Every record should be repeated exactly, except that pictures are left out.

§ Records from a collection
-- Begin --

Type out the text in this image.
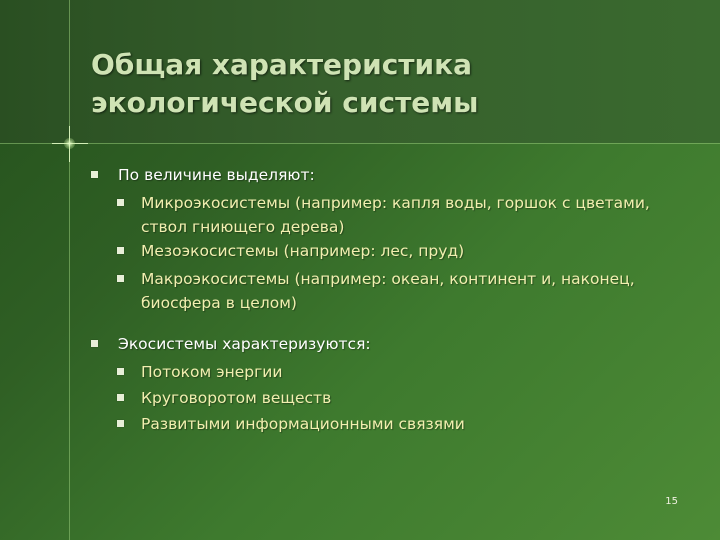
Общая характеристика
экологической системы
По величине выделяют:
Микроэкосистемы (например: капля воды, горшок с цветами,
ствол гниющего дерева)
Мезоэкосистемы (например: лес, пруд)
Макроэкосистемы (например: океан, континент и, наконец,
биосфера в целом)
Экосистемы характеризуются:
Потоком энергии
Круговоротом веществ
Развитыми информационными связями
15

-- End --

§ WRITTEN RESPONSE
Type out the text in this image.
Общая характеристика
экологической системы
По величине выделяют:
Микроэкосистемы (например: капля воды, горшок с цветами,
ствол гниющего дерева)
Мезоэкосистемы (например: лес, пруд)
Макроэкосистемы (например: океан, континент и, наконец,
биосфера в целом)
Экосистемы характеризуются:
Потоком энергии
Круговоротом веществ
Развитыми информационными связями
15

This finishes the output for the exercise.